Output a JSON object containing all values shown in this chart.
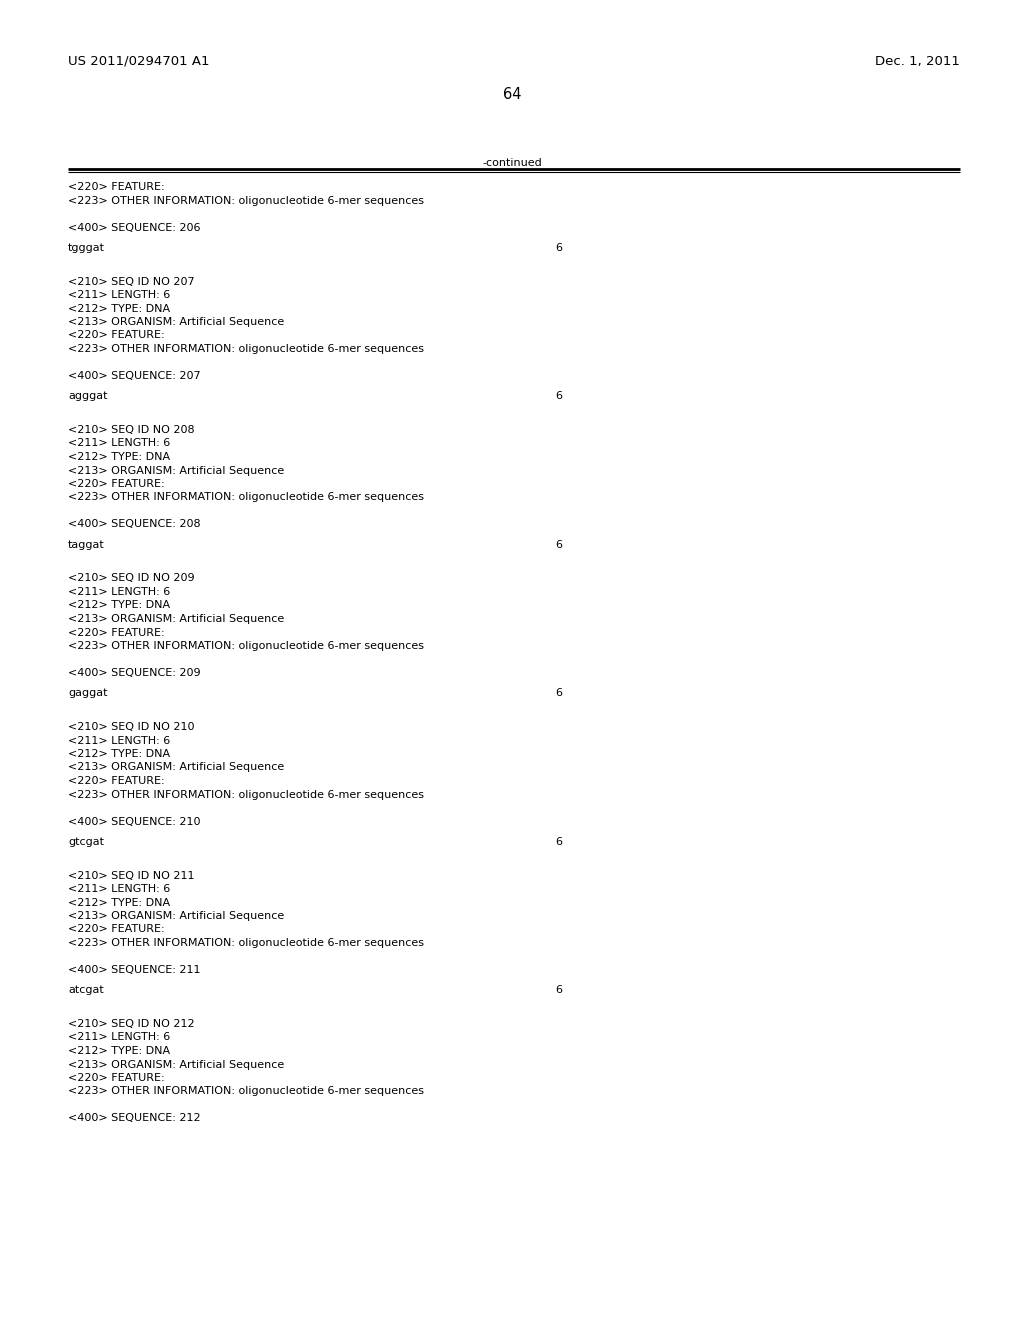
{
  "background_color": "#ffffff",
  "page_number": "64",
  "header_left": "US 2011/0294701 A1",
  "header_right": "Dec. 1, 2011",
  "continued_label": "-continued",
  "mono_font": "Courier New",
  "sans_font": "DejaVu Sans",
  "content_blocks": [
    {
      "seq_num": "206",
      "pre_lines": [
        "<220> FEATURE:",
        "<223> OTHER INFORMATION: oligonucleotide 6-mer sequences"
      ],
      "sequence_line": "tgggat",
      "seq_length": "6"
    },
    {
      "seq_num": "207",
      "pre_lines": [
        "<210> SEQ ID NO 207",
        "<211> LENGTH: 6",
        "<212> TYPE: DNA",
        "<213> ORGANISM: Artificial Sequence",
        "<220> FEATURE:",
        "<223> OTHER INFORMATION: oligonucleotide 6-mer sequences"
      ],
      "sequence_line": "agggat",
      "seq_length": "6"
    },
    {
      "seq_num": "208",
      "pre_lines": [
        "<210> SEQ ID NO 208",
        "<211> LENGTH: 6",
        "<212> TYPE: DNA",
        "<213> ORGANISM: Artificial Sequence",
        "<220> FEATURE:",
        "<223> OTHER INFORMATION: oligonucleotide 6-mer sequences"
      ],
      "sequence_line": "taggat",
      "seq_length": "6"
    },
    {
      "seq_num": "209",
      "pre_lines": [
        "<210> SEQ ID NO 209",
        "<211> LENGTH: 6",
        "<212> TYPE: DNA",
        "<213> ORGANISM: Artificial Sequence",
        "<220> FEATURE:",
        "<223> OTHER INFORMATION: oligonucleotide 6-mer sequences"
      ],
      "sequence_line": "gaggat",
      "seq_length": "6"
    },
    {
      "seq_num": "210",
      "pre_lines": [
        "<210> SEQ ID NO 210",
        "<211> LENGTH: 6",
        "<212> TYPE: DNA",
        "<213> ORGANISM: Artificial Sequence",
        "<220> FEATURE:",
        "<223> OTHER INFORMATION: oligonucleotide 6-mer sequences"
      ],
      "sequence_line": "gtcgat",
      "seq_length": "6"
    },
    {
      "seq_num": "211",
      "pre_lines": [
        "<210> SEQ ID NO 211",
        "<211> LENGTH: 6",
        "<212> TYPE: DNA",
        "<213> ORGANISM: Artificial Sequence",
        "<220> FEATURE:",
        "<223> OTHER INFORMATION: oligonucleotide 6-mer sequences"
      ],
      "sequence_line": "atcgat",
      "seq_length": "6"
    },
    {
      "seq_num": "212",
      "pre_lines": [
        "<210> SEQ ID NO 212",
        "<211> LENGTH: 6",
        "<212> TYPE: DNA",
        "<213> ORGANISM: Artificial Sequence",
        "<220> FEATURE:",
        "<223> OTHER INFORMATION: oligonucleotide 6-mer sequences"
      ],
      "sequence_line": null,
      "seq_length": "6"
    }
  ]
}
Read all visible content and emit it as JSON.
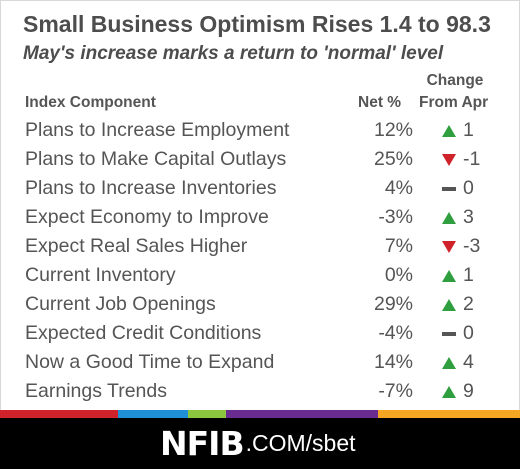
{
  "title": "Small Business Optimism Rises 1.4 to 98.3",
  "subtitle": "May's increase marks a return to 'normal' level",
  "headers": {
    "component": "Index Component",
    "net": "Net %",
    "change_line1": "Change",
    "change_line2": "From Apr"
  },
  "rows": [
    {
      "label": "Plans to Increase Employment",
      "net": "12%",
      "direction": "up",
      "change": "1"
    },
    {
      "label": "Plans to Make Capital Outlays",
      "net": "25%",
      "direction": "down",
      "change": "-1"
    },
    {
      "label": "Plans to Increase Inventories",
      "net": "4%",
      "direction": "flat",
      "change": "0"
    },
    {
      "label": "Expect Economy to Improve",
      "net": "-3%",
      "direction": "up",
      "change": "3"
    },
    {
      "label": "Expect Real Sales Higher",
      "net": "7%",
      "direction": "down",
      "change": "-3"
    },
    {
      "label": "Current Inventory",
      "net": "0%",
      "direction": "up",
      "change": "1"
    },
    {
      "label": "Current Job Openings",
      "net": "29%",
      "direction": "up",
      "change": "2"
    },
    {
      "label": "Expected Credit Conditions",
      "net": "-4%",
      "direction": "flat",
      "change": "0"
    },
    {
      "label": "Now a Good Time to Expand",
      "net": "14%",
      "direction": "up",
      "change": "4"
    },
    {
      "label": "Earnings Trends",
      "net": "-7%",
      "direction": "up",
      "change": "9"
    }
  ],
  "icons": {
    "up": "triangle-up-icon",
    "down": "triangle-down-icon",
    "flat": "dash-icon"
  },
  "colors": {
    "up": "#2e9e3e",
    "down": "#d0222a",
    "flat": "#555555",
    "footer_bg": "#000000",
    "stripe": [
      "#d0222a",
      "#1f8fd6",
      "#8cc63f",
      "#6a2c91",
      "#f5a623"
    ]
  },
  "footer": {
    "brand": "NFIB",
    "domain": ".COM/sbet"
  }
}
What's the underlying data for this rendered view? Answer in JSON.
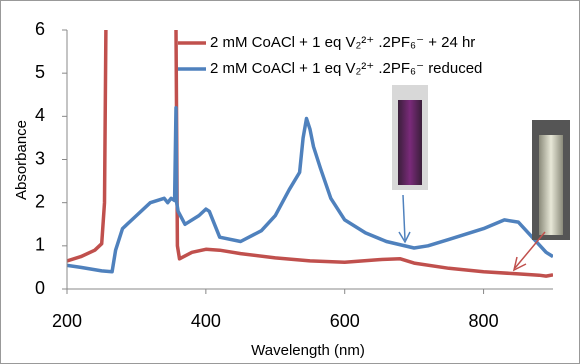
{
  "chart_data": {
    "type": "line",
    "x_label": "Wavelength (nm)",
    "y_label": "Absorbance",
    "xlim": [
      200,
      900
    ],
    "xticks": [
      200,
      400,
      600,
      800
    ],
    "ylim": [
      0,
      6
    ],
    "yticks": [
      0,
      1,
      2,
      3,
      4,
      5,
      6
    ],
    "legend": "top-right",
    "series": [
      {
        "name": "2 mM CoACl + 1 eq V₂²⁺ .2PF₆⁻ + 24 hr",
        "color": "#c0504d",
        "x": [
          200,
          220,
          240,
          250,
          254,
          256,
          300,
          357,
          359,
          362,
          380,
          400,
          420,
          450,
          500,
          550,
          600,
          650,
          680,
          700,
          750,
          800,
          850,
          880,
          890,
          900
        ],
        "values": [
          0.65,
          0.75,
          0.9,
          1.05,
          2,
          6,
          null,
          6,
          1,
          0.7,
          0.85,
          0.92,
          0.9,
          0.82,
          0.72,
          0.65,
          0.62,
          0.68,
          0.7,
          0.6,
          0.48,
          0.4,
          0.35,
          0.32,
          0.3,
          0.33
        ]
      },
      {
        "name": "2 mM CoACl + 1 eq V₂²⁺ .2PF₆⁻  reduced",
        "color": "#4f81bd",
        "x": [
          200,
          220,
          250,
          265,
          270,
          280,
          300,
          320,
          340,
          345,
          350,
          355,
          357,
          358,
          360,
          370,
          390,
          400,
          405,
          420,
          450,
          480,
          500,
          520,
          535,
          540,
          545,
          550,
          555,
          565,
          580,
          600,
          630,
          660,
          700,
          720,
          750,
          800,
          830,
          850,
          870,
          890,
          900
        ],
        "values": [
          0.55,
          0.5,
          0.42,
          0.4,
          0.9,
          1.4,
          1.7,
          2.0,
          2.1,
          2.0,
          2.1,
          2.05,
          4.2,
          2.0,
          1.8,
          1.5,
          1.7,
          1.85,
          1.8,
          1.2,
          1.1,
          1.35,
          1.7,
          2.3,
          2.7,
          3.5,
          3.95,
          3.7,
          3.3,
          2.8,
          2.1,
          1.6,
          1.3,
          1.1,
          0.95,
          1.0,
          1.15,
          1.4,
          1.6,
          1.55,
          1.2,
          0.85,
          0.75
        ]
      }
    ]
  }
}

= = = = = = =

*Goal of the exercise:* Restate the whole listing above exactly, except for its images.

*Exercise response:*
Output a JSON object containing all values shown in this chart.
{
  "background_color": "#ffffff",
  "page_number": "64",
  "header_left": "US 2011/0294701 A1",
  "header_right": "Dec. 1, 2011",
  "continued_label": "-continued",
  "mono_font": "Courier New",
  "sans_font": "DejaVu Sans",
  "content_blocks": [
    {
      "seq_num": "206",
      "pre_lines": [
        "<220> FEATURE:",
        "<223> OTHER INFORMATION: oligonucleotide 6-mer sequences"
      ],
      "sequence_line": "tgggat",
      "seq_length": "6"
    },
    {
      "seq_num": "207",
      "pre_lines": [
        "<210> SEQ ID NO 207",
        "<211> LENGTH: 6",
        "<212> TYPE: DNA",
        "<213> ORGANISM: Artificial Sequence",
        "<220> FEATURE:",
        "<223> OTHER INFORMATION: oligonucleotide 6-mer sequences"
      ],
      "sequence_line": "agggat",
      "seq_length": "6"
    },
    {
      "seq_num": "208",
      "pre_lines": [
        "<210> SEQ ID NO 208",
        "<211> LENGTH: 6",
        "<212> TYPE: DNA",
        "<213> ORGANISM: Artificial Sequence",
        "<220> FEATURE:",
        "<223> OTHER INFORMATION: oligonucleotide 6-mer sequences"
      ],
      "sequence_line": "taggat",
      "seq_length": "6"
    },
    {
      "seq_num": "209",
      "pre_lines": [
        "<210> SEQ ID NO 209",
        "<211> LENGTH: 6",
        "<212> TYPE: DNA",
        "<213> ORGANISM: Artificial Sequence",
        "<220> FEATURE:",
        "<223> OTHER INFORMATION: oligonucleotide 6-mer sequences"
      ],
      "sequence_line": "gaggat",
      "seq_length": "6"
    },
    {
      "seq_num": "210",
      "pre_lines": [
        "<210> SEQ ID NO 210",
        "<211> LENGTH: 6",
        "<212> TYPE: DNA",
        "<213> ORGANISM: Artificial Sequence",
        "<220> FEATURE:",
        "<223> OTHER INFORMATION: oligonucleotide 6-mer sequences"
      ],
      "sequence_line": "gtcgat",
      "seq_length": "6"
    },
    {
      "seq_num": "211",
      "pre_lines": [
        "<210> SEQ ID NO 211",
        "<211> LENGTH: 6",
        "<212> TYPE: DNA",
        "<213> ORGANISM: Artificial Sequence",
        "<220> FEATURE:",
        "<223> OTHER INFORMATION: oligonucleotide 6-mer sequences"
      ],
      "sequence_line": "atcgat",
      "seq_length": "6"
    },
    {
      "seq_num": "212",
      "pre_lines": [
        "<210> SEQ ID NO 212",
        "<211> LENGTH: 6",
        "<212> TYPE: DNA",
        "<213> ORGANISM: Artificial Sequence",
        "<220> FEATURE:",
        "<223> OTHER INFORMATION: oligonucleotide 6-mer sequences"
      ],
      "sequence_line": null,
      "seq_length": "6"
    }
  ]
}
Read all visible content and emit it as JSON.
{
  "title": "Small Business Optimism Rises 1.4 to 98.3",
  "subtitle": "May's increase marks a return to 'normal' level",
  "headers": {
    "component": "Index Component",
    "net": "Net %",
    "change_line1": "Change",
    "change_line2": "From Apr"
  },
  "rows": [
    {
      "label": "Plans to Increase Employment",
      "net": "12%",
      "direction": "up",
      "change": "1"
    },
    {
      "label": "Plans to Make Capital Outlays",
      "net": "25%",
      "direction": "down",
      "change": "-1"
    },
    {
      "label": "Plans to Increase Inventories",
      "net": "4%",
      "direction": "flat",
      "change": "0"
    },
    {
      "label": "Expect Economy to Improve",
      "net": "-3%",
      "direction": "up",
      "change": "3"
    },
    {
      "label": "Expect Real Sales Higher",
      "net": "7%",
      "direction": "down",
      "change": "-3"
    },
    {
      "label": "Current Inventory",
      "net": "0%",
      "direction": "up",
      "change": "1"
    },
    {
      "label": "Current Job Openings",
      "net": "29%",
      "direction": "up",
      "change": "2"
    },
    {
      "label": "Expected Credit Conditions",
      "net": "-4%",
      "direction": "flat",
      "change": "0"
    },
    {
      "label": "Now a Good Time to Expand",
      "net": "14%",
      "direction": "up",
      "change": "4"
    },
    {
      "label": "Earnings Trends",
      "net": "-7%",
      "direction": "up",
      "change": "9"
    }
  ],
  "icons": {
    "up": "triangle-up-icon",
    "down": "triangle-down-icon",
    "flat": "dash-icon"
  },
  "colors": {
    "up": "#2e9e3e",
    "down": "#d0222a",
    "flat": "#555555",
    "footer_bg": "#000000",
    "stripe": [
      "#d0222a",
      "#1f8fd6",
      "#8cc63f",
      "#6a2c91",
      "#f5a623"
    ]
  },
  "footer": {
    "brand": "NFIB",
    "domain": ".COM/sbet"
  }
}
What's the underlying data for this rendered view? Answer in JSON.
{
  "chart_data": {
    "type": "line",
    "x_label": "Wavelength (nm)",
    "y_label": "Absorbance",
    "xlim": [
      200,
      900
    ],
    "xticks": [
      200,
      400,
      600,
      800
    ],
    "ylim": [
      0,
      6
    ],
    "yticks": [
      0,
      1,
      2,
      3,
      4,
      5,
      6
    ],
    "legend": "top-right",
    "series": [
      {
        "name": "2 mM CoACl + 1 eq V₂²⁺ .2PF₆⁻ + 24 hr",
        "color": "#c0504d",
        "x": [
          200,
          220,
          240,
          250,
          254,
          256,
          300,
          357,
          359,
          362,
          380,
          400,
          420,
          450,
          500,
          550,
          600,
          650,
          680,
          700,
          750,
          800,
          850,
          880,
          890,
          900
        ],
        "values": [
          0.65,
          0.75,
          0.9,
          1.05,
          2,
          6,
          null,
          6,
          1,
          0.7,
          0.85,
          0.92,
          0.9,
          0.82,
          0.72,
          0.65,
          0.62,
          0.68,
          0.7,
          0.6,
          0.48,
          0.4,
          0.35,
          0.32,
          0.3,
          0.33
        ]
      },
      {
        "name": "2 mM CoACl + 1 eq V₂²⁺ .2PF₆⁻  reduced",
        "color": "#4f81bd",
        "x": [
          200,
          220,
          250,
          265,
          270,
          280,
          300,
          320,
          340,
          345,
          350,
          355,
          357,
          358,
          360,
          370,
          390,
          400,
          405,
          420,
          450,
          480,
          500,
          520,
          535,
          540,
          545,
          550,
          555,
          565,
          580,
          600,
          630,
          660,
          700,
          720,
          750,
          800,
          830,
          850,
          870,
          890,
          900
        ],
        "values": [
          0.55,
          0.5,
          0.42,
          0.4,
          0.9,
          1.4,
          1.7,
          2.0,
          2.1,
          2.0,
          2.1,
          2.05,
          4.2,
          2.0,
          1.8,
          1.5,
          1.7,
          1.85,
          1.8,
          1.2,
          1.1,
          1.35,
          1.7,
          2.3,
          2.7,
          3.5,
          3.95,
          3.7,
          3.3,
          2.8,
          2.1,
          1.6,
          1.3,
          1.1,
          0.95,
          1.0,
          1.15,
          1.4,
          1.6,
          1.55,
          1.2,
          0.85,
          0.75
        ]
      }
    ]
  }
}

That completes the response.